Exercise description:
Using the data that follows, state the number of lines holding the word "Vetlanda", and give no other output.

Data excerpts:

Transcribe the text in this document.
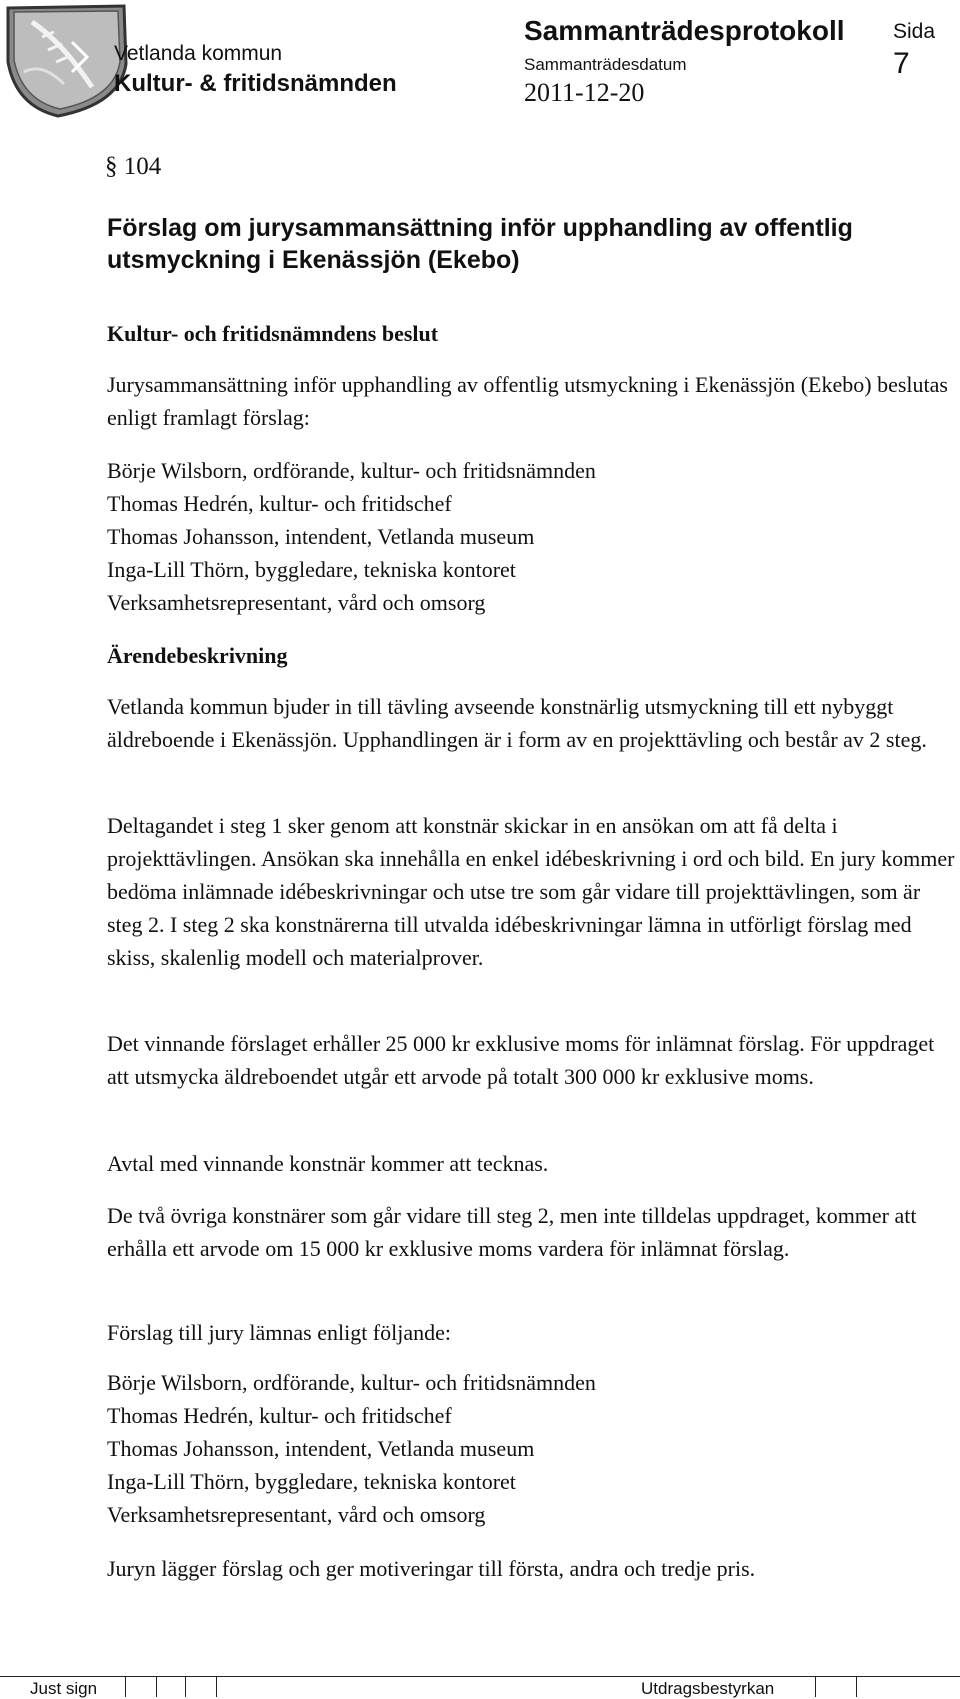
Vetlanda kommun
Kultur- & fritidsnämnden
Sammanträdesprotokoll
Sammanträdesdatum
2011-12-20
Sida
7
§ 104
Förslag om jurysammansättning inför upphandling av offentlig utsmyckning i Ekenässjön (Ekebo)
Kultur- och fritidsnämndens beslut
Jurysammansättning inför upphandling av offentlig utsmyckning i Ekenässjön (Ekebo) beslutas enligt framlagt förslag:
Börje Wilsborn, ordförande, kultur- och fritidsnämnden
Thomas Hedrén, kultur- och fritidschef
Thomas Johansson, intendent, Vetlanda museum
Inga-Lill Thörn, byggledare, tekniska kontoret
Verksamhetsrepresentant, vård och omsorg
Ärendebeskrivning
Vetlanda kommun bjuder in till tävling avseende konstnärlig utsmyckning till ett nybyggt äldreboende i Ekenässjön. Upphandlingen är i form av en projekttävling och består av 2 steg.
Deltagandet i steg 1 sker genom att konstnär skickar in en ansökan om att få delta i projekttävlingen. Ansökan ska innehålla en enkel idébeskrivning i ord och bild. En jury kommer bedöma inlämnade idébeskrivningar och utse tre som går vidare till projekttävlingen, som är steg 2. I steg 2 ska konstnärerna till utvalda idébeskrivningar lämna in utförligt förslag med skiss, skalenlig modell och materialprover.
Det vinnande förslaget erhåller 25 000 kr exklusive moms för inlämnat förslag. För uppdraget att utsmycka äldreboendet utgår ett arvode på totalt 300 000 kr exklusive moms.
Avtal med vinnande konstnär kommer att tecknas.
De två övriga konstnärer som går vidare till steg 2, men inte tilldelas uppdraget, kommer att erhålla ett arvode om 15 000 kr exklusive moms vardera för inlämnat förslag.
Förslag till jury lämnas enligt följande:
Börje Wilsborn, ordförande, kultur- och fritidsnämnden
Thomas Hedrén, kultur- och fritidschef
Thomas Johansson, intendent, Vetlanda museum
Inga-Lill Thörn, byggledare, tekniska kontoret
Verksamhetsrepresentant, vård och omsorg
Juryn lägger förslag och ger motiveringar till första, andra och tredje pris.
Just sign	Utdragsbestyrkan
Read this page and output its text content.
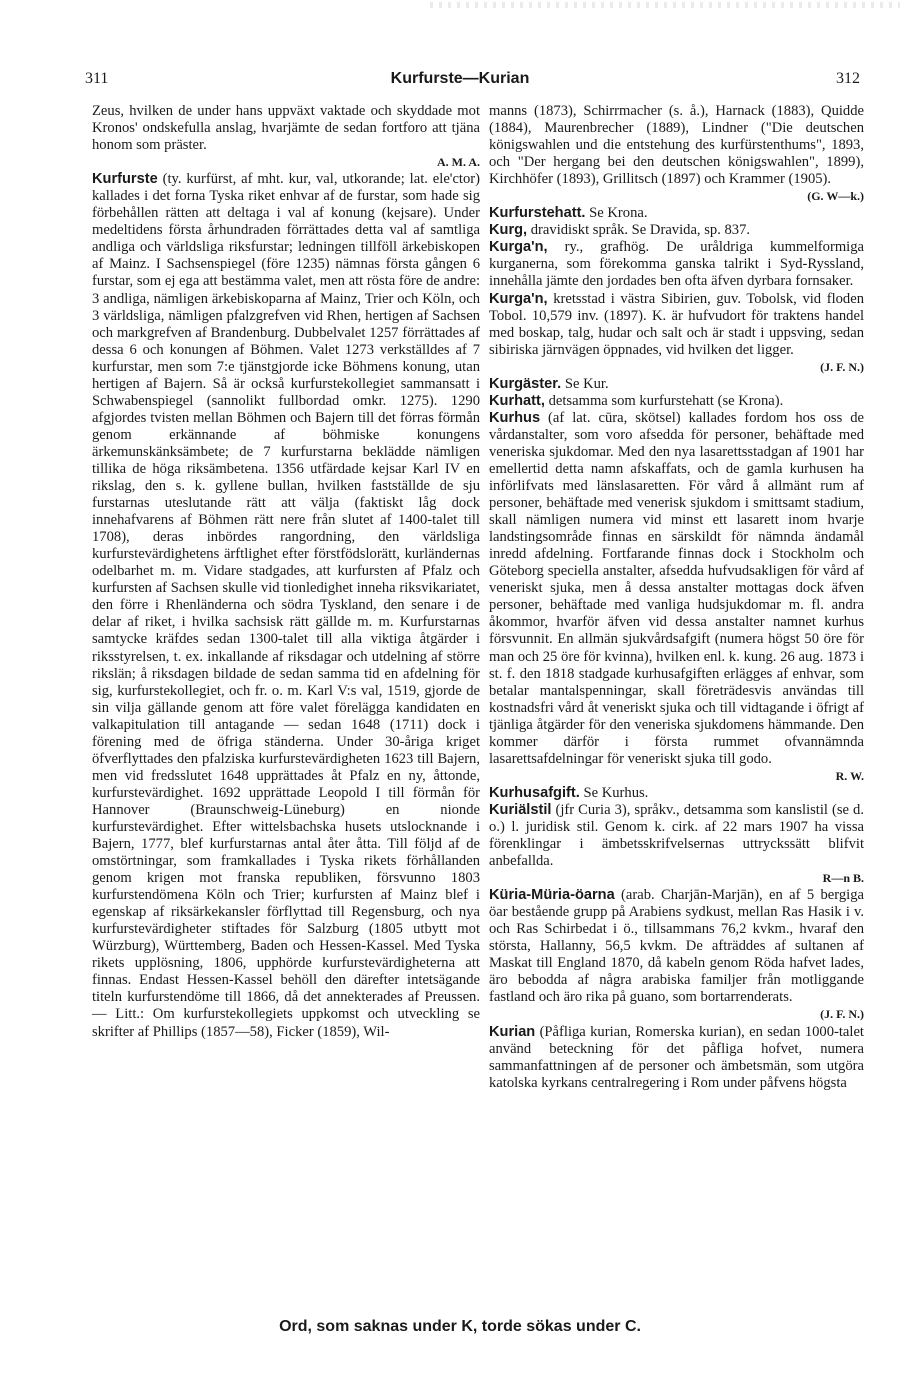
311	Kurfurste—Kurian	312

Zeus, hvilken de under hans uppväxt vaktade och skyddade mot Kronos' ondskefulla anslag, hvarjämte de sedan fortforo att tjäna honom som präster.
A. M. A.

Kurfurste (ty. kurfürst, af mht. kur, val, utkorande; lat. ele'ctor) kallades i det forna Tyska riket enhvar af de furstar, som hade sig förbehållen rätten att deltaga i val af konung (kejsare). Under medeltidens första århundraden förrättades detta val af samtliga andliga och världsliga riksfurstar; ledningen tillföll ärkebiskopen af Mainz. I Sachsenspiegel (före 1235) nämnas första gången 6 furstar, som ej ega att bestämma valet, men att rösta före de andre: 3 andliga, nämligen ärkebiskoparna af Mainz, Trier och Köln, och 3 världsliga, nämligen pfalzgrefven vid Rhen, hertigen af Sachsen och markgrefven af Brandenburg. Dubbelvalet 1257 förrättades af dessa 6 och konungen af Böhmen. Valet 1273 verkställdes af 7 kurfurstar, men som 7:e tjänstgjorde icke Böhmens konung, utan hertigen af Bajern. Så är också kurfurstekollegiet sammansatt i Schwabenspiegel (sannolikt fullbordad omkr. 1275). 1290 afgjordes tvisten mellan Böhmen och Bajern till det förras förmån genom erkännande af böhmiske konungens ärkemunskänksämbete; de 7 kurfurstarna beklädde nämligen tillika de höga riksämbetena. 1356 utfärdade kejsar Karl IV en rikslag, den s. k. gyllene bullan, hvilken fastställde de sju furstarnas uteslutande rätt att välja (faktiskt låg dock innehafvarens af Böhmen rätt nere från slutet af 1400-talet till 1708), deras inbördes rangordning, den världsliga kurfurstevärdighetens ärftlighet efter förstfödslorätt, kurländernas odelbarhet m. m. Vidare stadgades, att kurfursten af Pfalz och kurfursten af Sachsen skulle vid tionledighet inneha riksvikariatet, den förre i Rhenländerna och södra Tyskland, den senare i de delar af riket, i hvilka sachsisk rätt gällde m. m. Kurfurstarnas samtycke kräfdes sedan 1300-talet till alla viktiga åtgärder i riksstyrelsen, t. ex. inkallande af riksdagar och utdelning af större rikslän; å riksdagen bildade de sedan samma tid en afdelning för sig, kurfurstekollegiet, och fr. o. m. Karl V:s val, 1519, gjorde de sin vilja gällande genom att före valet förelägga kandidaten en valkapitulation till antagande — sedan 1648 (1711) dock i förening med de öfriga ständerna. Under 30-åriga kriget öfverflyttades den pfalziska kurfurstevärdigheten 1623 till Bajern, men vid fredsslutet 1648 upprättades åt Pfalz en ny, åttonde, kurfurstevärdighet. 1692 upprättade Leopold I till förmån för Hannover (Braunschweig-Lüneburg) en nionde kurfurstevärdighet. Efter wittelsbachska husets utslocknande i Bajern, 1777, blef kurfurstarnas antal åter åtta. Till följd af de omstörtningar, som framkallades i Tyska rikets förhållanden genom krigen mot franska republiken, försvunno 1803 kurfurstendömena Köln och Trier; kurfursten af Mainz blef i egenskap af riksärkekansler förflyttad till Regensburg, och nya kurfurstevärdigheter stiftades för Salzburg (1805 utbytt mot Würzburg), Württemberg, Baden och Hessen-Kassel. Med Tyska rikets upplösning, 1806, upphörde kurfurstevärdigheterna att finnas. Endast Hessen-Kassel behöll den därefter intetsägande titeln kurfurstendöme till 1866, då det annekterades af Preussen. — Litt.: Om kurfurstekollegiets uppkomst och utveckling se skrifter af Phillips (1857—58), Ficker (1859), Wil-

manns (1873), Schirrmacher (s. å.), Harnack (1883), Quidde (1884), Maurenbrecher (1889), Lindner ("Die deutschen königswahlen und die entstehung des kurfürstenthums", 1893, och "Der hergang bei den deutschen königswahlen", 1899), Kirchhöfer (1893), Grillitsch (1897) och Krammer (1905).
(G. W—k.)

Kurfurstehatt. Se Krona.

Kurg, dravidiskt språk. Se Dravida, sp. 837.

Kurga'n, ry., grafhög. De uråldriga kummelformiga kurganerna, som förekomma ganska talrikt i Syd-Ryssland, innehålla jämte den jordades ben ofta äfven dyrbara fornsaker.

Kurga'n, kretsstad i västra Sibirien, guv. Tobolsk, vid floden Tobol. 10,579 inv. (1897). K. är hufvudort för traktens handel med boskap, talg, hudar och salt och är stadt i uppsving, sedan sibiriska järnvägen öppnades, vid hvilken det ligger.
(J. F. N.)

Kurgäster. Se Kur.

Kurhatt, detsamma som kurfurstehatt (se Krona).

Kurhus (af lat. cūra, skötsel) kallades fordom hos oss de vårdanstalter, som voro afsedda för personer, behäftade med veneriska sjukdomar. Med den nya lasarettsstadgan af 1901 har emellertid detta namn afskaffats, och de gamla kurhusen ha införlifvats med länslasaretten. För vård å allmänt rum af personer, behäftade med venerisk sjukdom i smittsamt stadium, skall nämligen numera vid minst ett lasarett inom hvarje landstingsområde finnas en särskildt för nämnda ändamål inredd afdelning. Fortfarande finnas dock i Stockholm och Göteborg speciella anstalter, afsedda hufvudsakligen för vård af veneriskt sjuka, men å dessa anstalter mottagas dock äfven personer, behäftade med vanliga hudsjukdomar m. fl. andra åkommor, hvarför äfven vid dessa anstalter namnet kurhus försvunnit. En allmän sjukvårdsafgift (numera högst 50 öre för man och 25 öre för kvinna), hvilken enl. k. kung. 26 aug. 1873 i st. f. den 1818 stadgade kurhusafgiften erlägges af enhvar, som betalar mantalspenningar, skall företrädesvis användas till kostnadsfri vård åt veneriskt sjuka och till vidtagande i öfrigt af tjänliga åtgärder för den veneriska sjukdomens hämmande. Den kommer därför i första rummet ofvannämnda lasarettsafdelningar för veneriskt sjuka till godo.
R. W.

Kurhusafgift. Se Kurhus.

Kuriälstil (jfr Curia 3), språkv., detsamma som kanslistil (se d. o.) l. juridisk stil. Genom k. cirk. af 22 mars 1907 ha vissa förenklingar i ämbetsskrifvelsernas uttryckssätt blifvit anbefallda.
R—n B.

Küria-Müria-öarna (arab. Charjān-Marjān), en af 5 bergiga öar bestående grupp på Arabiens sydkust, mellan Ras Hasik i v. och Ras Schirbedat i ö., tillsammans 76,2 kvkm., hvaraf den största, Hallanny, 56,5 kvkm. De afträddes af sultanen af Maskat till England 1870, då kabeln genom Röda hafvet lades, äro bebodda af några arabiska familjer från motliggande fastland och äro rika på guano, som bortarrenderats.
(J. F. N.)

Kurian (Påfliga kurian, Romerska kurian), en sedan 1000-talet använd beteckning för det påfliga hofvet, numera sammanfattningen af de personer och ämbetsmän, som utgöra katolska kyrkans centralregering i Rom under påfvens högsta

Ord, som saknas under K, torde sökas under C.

Result of this exercise:
4